-- Dataset records --
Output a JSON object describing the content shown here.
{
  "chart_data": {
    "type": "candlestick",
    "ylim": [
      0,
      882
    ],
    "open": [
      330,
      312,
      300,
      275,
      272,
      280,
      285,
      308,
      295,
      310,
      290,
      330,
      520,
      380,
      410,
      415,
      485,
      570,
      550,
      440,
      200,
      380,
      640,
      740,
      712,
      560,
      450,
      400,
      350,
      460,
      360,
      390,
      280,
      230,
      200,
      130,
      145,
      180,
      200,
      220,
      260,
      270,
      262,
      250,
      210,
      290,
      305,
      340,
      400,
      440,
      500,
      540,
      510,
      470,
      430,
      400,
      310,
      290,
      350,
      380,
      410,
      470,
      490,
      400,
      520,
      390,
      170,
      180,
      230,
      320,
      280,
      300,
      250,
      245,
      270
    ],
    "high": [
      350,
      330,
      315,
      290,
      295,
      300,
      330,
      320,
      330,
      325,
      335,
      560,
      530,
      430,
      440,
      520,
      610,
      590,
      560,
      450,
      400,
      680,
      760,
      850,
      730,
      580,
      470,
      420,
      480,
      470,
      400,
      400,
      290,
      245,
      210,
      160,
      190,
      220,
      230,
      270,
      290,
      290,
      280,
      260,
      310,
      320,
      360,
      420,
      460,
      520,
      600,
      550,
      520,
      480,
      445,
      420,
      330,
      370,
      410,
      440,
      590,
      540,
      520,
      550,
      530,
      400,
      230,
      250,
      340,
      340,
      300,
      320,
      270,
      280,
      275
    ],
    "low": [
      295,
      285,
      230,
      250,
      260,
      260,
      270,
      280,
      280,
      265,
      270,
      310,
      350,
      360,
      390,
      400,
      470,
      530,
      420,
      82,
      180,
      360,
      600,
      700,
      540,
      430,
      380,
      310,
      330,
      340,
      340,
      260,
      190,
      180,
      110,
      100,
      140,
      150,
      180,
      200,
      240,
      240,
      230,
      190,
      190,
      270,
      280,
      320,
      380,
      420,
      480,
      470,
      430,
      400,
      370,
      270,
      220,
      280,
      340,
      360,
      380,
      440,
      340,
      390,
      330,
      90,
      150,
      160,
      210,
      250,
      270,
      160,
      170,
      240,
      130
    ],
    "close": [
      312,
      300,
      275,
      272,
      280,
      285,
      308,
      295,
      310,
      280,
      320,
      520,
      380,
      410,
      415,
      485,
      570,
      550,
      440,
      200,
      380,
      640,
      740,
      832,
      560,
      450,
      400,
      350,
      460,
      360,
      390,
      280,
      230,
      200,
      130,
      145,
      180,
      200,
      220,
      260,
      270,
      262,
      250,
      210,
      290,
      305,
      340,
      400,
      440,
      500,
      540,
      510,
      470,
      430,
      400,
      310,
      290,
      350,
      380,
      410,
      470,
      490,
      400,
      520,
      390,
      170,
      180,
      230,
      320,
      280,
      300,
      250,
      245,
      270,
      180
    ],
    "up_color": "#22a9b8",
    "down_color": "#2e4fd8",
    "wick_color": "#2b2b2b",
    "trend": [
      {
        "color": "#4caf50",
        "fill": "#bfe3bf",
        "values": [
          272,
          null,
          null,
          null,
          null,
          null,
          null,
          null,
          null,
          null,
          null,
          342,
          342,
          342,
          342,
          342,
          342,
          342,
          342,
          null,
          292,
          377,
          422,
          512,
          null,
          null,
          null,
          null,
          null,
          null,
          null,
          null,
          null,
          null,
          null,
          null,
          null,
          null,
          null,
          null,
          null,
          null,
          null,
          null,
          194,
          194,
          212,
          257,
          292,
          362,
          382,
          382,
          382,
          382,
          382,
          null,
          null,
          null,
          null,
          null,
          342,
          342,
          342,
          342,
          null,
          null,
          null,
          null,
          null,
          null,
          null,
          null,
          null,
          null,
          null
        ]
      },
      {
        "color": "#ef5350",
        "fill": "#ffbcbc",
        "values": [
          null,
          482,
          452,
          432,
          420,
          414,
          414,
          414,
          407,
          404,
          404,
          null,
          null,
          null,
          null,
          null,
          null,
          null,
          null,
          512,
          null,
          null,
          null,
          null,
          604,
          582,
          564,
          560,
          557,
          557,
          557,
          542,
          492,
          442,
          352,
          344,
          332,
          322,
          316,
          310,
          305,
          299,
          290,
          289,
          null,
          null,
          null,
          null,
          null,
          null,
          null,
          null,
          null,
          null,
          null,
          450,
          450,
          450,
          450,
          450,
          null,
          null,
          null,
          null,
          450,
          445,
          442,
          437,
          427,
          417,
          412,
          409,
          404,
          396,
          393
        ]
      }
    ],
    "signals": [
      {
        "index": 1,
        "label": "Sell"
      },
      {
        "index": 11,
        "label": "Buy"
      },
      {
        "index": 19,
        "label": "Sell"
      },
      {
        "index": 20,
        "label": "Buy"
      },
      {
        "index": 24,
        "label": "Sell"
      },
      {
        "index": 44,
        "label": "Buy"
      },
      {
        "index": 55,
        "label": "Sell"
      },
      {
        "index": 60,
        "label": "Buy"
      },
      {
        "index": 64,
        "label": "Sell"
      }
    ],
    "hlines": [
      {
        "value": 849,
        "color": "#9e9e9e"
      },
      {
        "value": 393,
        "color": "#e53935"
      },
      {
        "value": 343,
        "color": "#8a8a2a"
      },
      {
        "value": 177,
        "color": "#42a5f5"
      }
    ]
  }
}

-- Required task --
Search the listing for the string "index". Copy each line where it turns up.

-- Completed task --
        "index": 1,
        "index": 11,
        "index": 19,
        "index": 20,
        "index": 24,
        "index": 44,
        "index": 55,
        "index": 60,
        "index": 64,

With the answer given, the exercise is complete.